You go to check your email and see 25, 50, or even hundreds of unread messages looking back at you. Your heart sinks as you think about how you’re going to get out from under this — and manage your work at the same time.
Nothing sabotages your productivity like an out-of-control inbox. That’s why we rounded up 15 tips that you can use for managing email overload, including techniques directly from authors and productivity experts. You’ll even spot some tricks for preventing email overload from happening in the first place.
So without further ado, here are 15 tips for you to take back your email inbox. Better productivity starts today!
Systems and Technology: Automation, RSS Readers, and More
1. Reduce your total number of email folders
How many folders and sub-folders do you use to store your emails? If that number’s too high, you might be chipping away at your overall effectiveness at work every time you make a decision about where to archive an email.
Barry Schwartz, author of The Paradox of Choice: Why More Is Less, warns that giving yourself too many options can create decision paralysis and decrease your overall satisfaction. And with the search abilities in your email program, do you really need separate folders for every single topic? (If you’re not persuaded yet, check out Barry Schwartz’s TED Talk.)
┄┄┄┄┄┄┄┄┄┄┄┄┄┄┄┄┄┄┄┄
> Task description
Continue the article on managing email overload, starting right after its last sentence.

> Source excerpt
┄┄┄┄┄┄┄┄┄┄┄┄┄┄┄┄┄┄┄┄
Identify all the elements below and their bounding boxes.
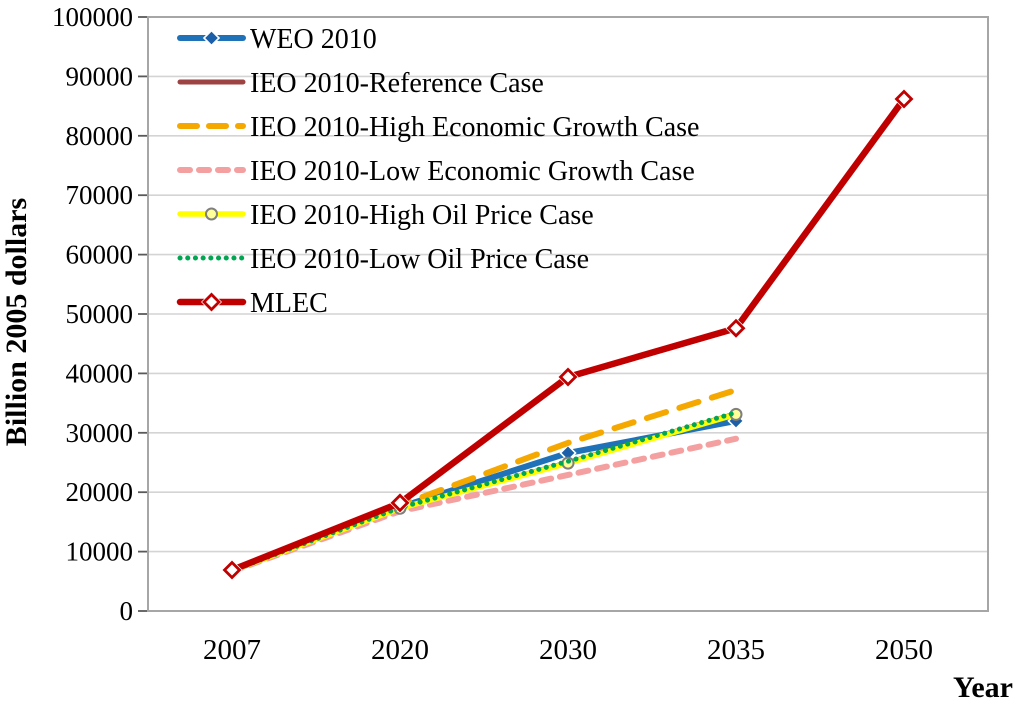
┄┄┄┄┄┄┄┄┄┄┄┄┄┄┄┄┄┄┄┄
> Final result
2. Get your news from an RSS reader
Instead of getting the news via email, set up a free RSS reader so you can see all of the headlines from your favorite blogs and news sources at a glance…and far away from your inbox. Don’t be scared off by the acronym “RSS” — RSS readers are simple to set up. Usually all you need is an account and the URLs of the sources you’d like to include. Popular RSS readers include Digg Reader and Feedly.
3. Automate your email follow-up
“Automate your follow up by setting up and using the ‘waiting for’ rule,” says Carson Tate, Author of Work Simply: Embracing the Power of Your Personal Productivity Style and founder of Working Simply.
“Here’s how it works: When you send an email where you need a response from the recipient, cc yourself on that email. That email will then be automatically saved in a folder you have designated for all of your follow-ups.”
“As new messages are automatically added to this folder, the numeral indicating how many messages are in the folder will become bold. No longer will you spend hours searching through sent messages or trying to remember if you have followed up on your open requests. Your email program will automatically remind you.”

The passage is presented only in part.